### WHAT IS ASKED
Will you output the entries below exactly, skipping every image they contain?

>> START

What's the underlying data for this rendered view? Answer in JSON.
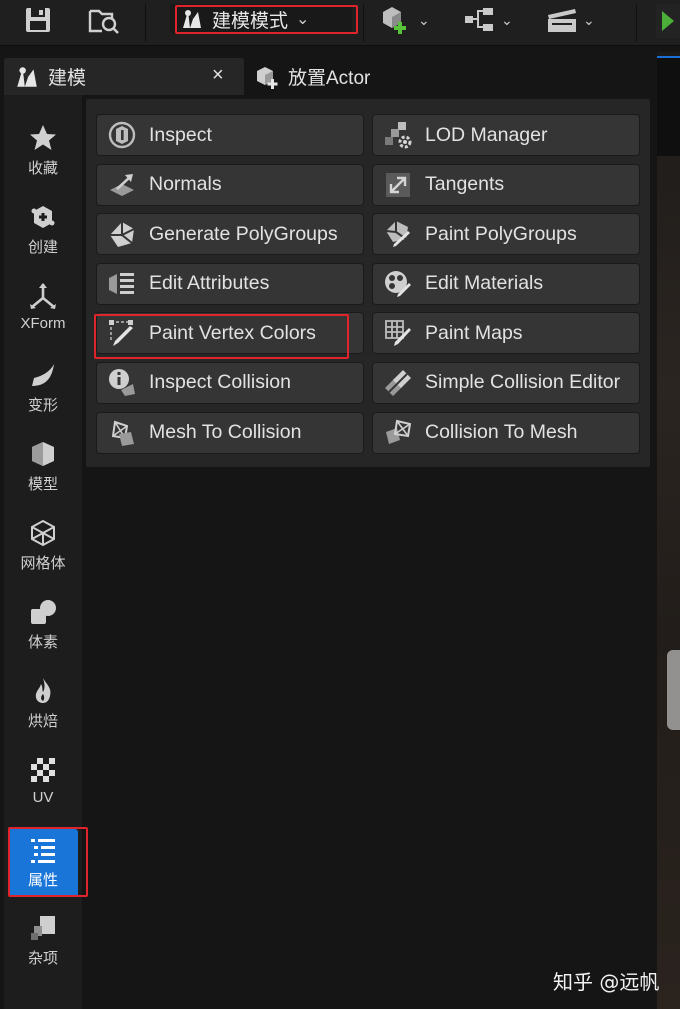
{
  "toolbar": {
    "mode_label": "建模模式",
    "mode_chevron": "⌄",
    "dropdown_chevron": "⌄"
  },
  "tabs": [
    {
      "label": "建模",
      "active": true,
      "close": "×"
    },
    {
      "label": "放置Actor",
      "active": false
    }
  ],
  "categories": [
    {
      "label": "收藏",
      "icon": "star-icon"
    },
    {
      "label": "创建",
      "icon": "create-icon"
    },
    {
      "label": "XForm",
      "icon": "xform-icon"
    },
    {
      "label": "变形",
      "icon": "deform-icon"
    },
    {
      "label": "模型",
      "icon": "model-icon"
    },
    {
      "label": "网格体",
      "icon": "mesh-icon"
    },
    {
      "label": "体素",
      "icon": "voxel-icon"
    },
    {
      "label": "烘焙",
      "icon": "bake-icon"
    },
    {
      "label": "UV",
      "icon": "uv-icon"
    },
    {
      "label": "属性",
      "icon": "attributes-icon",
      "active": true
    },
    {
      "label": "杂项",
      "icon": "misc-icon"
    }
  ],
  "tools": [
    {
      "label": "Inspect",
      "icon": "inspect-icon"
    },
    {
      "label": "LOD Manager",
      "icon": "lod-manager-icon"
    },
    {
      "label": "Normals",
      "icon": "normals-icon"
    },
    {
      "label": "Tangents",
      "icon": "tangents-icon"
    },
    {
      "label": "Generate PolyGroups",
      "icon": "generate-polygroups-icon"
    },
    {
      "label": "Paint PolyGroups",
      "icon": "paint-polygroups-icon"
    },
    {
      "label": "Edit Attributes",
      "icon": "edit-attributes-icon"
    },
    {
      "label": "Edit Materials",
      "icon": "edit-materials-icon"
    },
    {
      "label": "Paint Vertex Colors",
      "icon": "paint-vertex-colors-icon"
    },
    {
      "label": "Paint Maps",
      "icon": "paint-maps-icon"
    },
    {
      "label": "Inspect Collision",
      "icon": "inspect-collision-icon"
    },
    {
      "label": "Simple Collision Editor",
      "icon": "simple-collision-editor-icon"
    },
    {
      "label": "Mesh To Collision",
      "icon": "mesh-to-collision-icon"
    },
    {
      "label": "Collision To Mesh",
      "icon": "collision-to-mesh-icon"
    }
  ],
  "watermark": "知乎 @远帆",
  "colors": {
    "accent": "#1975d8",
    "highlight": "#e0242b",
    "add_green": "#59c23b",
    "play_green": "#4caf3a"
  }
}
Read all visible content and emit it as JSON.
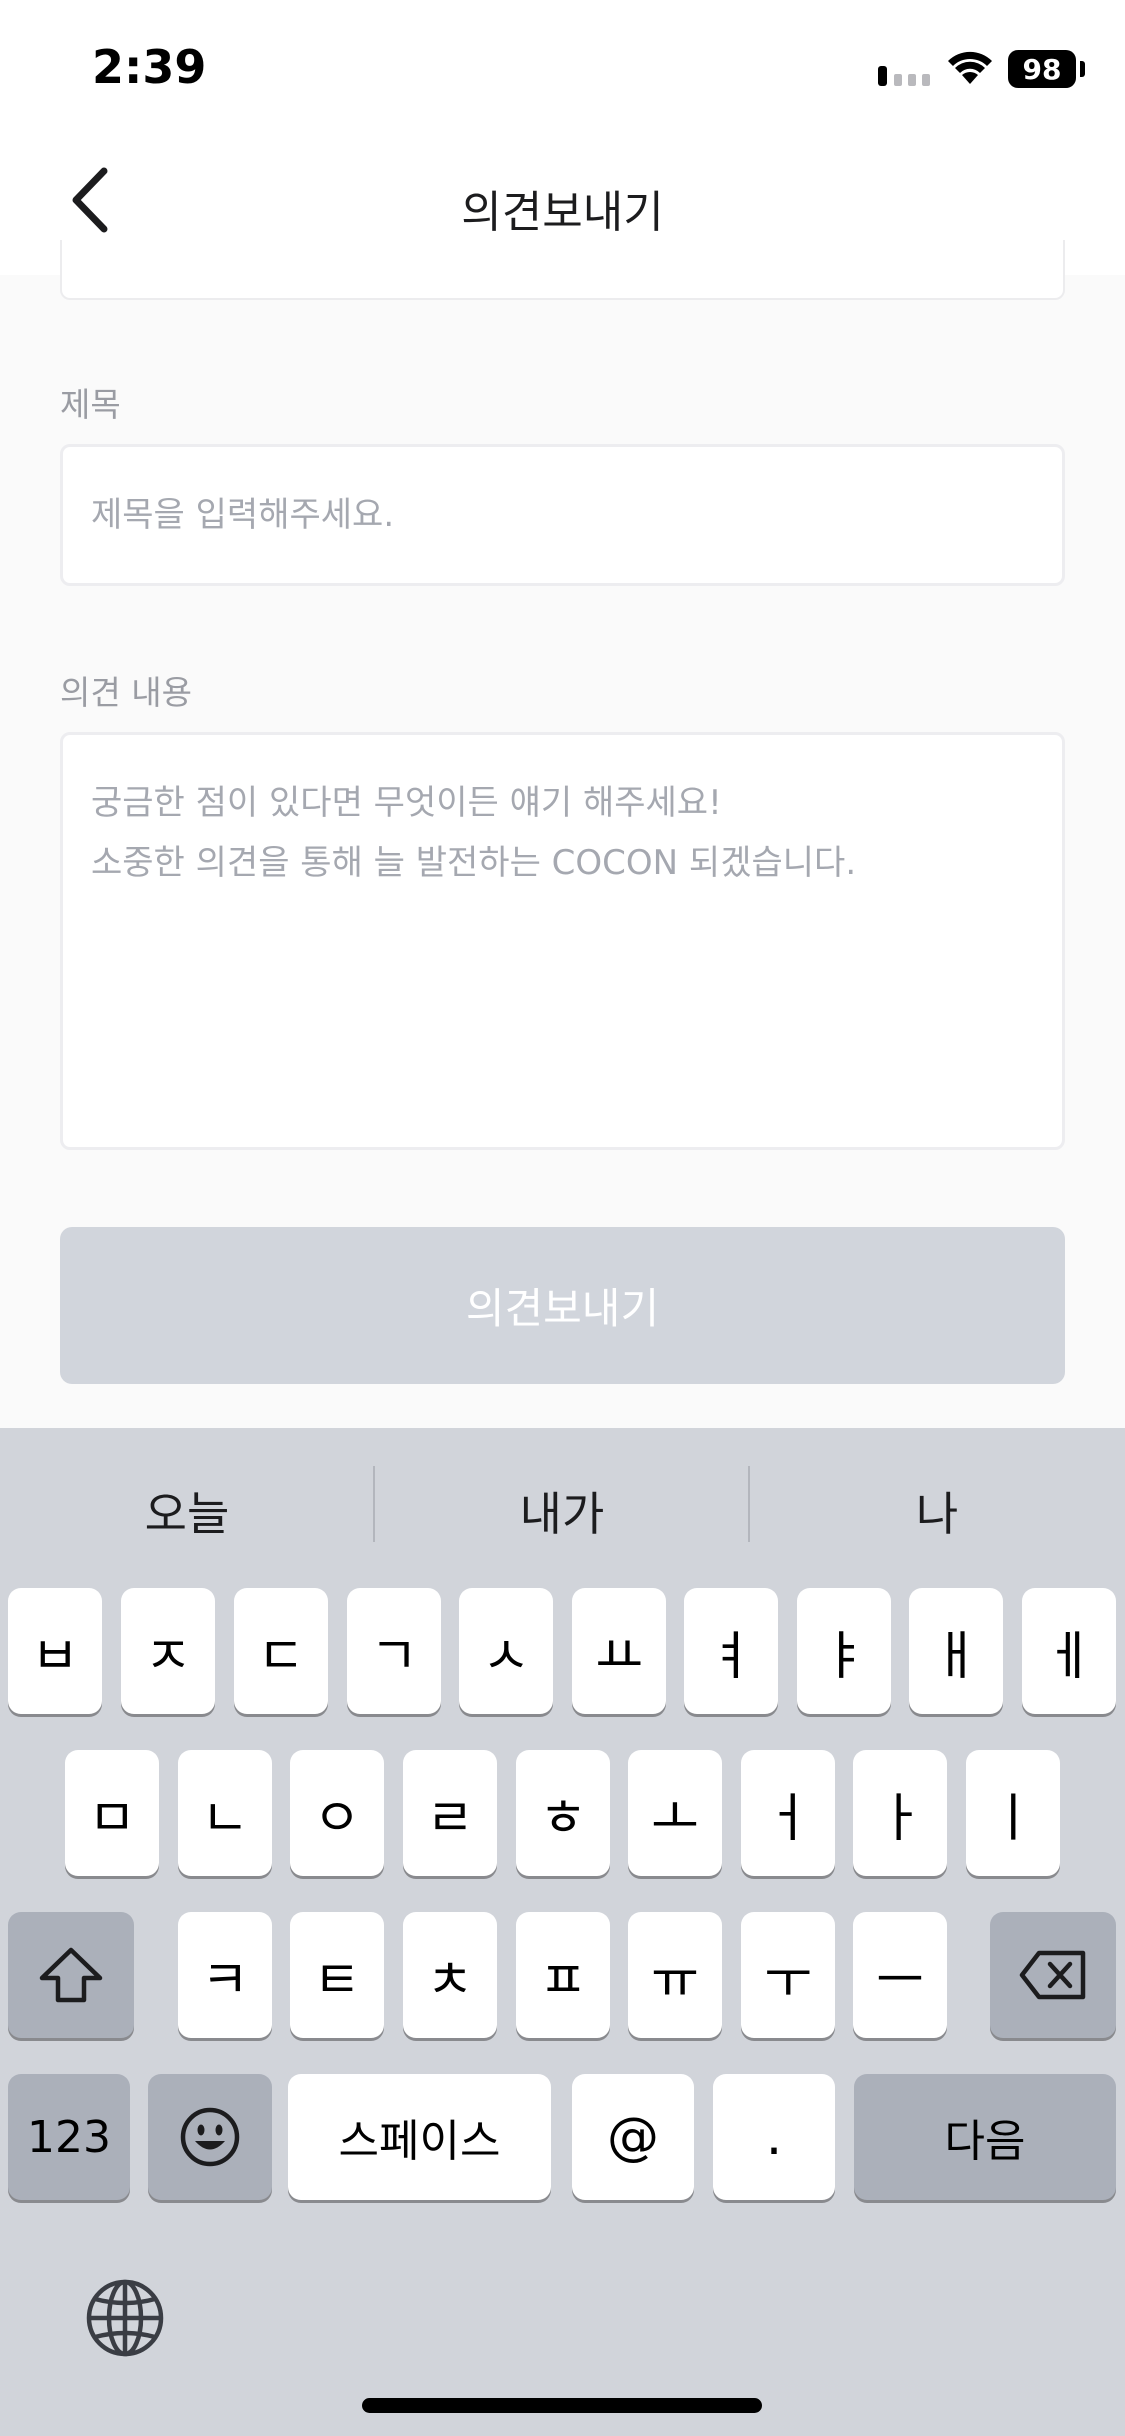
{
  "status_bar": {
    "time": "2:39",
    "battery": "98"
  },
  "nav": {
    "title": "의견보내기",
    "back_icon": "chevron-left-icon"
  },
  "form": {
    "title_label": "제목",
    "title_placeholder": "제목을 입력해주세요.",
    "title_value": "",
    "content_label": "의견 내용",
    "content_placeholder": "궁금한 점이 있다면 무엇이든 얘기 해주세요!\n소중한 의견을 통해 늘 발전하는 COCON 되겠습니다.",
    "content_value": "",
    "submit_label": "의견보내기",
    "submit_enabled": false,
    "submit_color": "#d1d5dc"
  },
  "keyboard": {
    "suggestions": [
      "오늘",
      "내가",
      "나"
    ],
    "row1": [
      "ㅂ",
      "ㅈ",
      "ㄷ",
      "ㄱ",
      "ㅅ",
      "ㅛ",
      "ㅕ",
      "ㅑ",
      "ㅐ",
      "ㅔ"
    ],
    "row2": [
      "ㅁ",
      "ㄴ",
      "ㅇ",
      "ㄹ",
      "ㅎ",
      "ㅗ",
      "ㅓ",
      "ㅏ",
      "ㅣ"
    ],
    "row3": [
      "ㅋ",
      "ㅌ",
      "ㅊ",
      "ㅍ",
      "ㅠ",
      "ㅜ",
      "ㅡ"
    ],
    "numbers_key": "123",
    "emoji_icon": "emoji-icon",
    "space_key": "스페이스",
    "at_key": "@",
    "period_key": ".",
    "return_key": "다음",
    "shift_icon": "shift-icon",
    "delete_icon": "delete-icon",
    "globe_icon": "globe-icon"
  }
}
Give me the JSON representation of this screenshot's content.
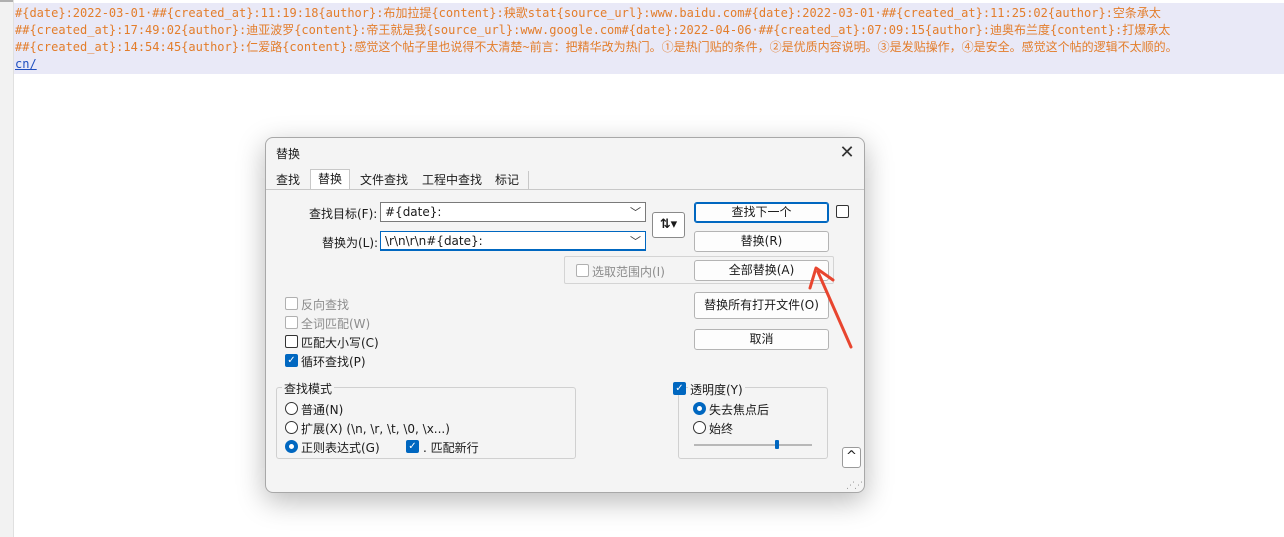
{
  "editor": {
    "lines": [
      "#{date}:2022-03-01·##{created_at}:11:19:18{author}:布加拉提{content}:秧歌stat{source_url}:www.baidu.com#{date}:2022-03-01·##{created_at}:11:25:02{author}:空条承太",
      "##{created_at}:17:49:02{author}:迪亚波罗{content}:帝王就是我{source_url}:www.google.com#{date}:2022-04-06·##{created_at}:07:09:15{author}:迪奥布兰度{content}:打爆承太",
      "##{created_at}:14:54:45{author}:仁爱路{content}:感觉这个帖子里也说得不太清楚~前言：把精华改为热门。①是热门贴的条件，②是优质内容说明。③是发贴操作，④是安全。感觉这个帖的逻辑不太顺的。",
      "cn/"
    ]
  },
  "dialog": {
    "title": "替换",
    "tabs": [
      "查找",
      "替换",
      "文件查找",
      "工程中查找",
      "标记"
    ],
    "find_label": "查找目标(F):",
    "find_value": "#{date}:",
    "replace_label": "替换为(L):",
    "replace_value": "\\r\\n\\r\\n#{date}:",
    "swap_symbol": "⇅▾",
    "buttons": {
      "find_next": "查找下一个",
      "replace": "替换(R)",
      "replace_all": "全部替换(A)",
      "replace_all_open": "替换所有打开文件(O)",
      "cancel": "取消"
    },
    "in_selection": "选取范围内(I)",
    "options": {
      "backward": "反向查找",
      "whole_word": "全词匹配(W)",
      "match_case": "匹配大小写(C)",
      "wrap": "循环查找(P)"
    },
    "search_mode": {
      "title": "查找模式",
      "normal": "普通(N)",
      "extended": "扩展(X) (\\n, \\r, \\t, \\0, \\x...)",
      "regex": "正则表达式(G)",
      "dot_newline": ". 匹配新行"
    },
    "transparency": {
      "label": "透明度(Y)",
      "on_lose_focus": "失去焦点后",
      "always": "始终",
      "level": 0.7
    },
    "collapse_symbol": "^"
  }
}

>> END

### RIGHT ANSWER
What's the underlying data for this rendered view? Answer in JSON.
{
  "toolbar": {
    "mode_label": "建模模式",
    "mode_chevron": "⌄",
    "dropdown_chevron": "⌄"
  },
  "tabs": [
    {
      "label": "建模",
      "active": true,
      "close": "×"
    },
    {
      "label": "放置Actor",
      "active": false
    }
  ],
  "categories": [
    {
      "label": "收藏",
      "icon": "star-icon"
    },
    {
      "label": "创建",
      "icon": "create-icon"
    },
    {
      "label": "XForm",
      "icon": "xform-icon"
    },
    {
      "label": "变形",
      "icon": "deform-icon"
    },
    {
      "label": "模型",
      "icon": "model-icon"
    },
    {
      "label": "网格体",
      "icon": "mesh-icon"
    },
    {
      "label": "体素",
      "icon": "voxel-icon"
    },
    {
      "label": "烘焙",
      "icon": "bake-icon"
    },
    {
      "label": "UV",
      "icon": "uv-icon"
    },
    {
      "label": "属性",
      "icon": "attributes-icon",
      "active": true
    },
    {
      "label": "杂项",
      "icon": "misc-icon"
    }
  ],
  "tools": [
    {
      "label": "Inspect",
      "icon": "inspect-icon"
    },
    {
      "label": "LOD Manager",
      "icon": "lod-manager-icon"
    },
    {
      "label": "Normals",
      "icon": "normals-icon"
    },
    {
      "label": "Tangents",
      "icon": "tangents-icon"
    },
    {
      "label": "Generate PolyGroups",
      "icon": "generate-polygroups-icon"
    },
    {
      "label": "Paint PolyGroups",
      "icon": "paint-polygroups-icon"
    },
    {
      "label": "Edit Attributes",
      "icon": "edit-attributes-icon"
    },
    {
      "label": "Edit Materials",
      "icon": "edit-materials-icon"
    },
    {
      "label": "Paint Vertex Colors",
      "icon": "paint-vertex-colors-icon"
    },
    {
      "label": "Paint Maps",
      "icon": "paint-maps-icon"
    },
    {
      "label": "Inspect Collision",
      "icon": "inspect-collision-icon"
    },
    {
      "label": "Simple Collision Editor",
      "icon": "simple-collision-editor-icon"
    },
    {
      "label": "Mesh To Collision",
      "icon": "mesh-to-collision-icon"
    },
    {
      "label": "Collision To Mesh",
      "icon": "collision-to-mesh-icon"
    }
  ],
  "watermark": "知乎 @远帆",
  "colors": {
    "accent": "#1975d8",
    "highlight": "#e0242b",
    "add_green": "#59c23b",
    "play_green": "#4caf3a"
  }
}
Read all visible content and emit it as JSON.
{
  "status_bar": {
    "time": "2:39",
    "battery": "98"
  },
  "nav": {
    "title": "의견보내기",
    "back_icon": "chevron-left-icon"
  },
  "form": {
    "title_label": "제목",
    "title_placeholder": "제목을 입력해주세요.",
    "title_value": "",
    "content_label": "의견 내용",
    "content_placeholder": "궁금한 점이 있다면 무엇이든 얘기 해주세요!\n소중한 의견을 통해 늘 발전하는 COCON 되겠습니다.",
    "content_value": "",
    "submit_label": "의견보내기",
    "submit_enabled": false,
    "submit_color": "#d1d5dc"
  },
  "keyboard": {
    "suggestions": [
      "오늘",
      "내가",
      "나"
    ],
    "row1": [
      "ㅂ",
      "ㅈ",
      "ㄷ",
      "ㄱ",
      "ㅅ",
      "ㅛ",
      "ㅕ",
      "ㅑ",
      "ㅐ",
      "ㅔ"
    ],
    "row2": [
      "ㅁ",
      "ㄴ",
      "ㅇ",
      "ㄹ",
      "ㅎ",
      "ㅗ",
      "ㅓ",
      "ㅏ",
      "ㅣ"
    ],
    "row3": [
      "ㅋ",
      "ㅌ",
      "ㅊ",
      "ㅍ",
      "ㅠ",
      "ㅜ",
      "ㅡ"
    ],
    "numbers_key": "123",
    "emoji_icon": "emoji-icon",
    "space_key": "스페이스",
    "at_key": "@",
    "period_key": ".",
    "return_key": "다음",
    "shift_icon": "shift-icon",
    "delete_icon": "delete-icon",
    "globe_icon": "globe-icon"
  }
}
Give me the JSON representation of this screenshot's content.
{
  "editor": {
    "lines": [
      "#{date}:2022-03-01·##{created_at}:11:19:18{author}:布加拉提{content}:秧歌stat{source_url}:www.baidu.com#{date}:2022-03-01·##{created_at}:11:25:02{author}:空条承太",
      "##{created_at}:17:49:02{author}:迪亚波罗{content}:帝王就是我{source_url}:www.google.com#{date}:2022-04-06·##{created_at}:07:09:15{author}:迪奥布兰度{content}:打爆承太",
      "##{created_at}:14:54:45{author}:仁爱路{content}:感觉这个帖子里也说得不太清楚~前言：把精华改为热门。①是热门贴的条件，②是优质内容说明。③是发贴操作，④是安全。感觉这个帖的逻辑不太顺的。",
      "cn/"
    ]
  },
  "dialog": {
    "title": "替换",
    "tabs": [
      "查找",
      "替换",
      "文件查找",
      "工程中查找",
      "标记"
    ],
    "find_label": "查找目标(F):",
    "find_value": "#{date}:",
    "replace_label": "替换为(L):",
    "replace_value": "\\r\\n\\r\\n#{date}:",
    "swap_symbol": "⇅▾",
    "buttons": {
      "find_next": "查找下一个",
      "replace": "替换(R)",
      "replace_all": "全部替换(A)",
      "replace_all_open": "替换所有打开文件(O)",
      "cancel": "取消"
    },
    "in_selection": "选取范围内(I)",
    "options": {
      "backward": "反向查找",
      "whole_word": "全词匹配(W)",
      "match_case": "匹配大小写(C)",
      "wrap": "循环查找(P)"
    },
    "search_mode": {
      "title": "查找模式",
      "normal": "普通(N)",
      "extended": "扩展(X) (\\n, \\r, \\t, \\0, \\x...)",
      "regex": "正则表达式(G)",
      "dot_newline": ". 匹配新行"
    },
    "transparency": {
      "label": "透明度(Y)",
      "on_lose_focus": "失去焦点后",
      "always": "始终",
      "level": 0.7
    },
    "collapse_symbol": "^"
  }
}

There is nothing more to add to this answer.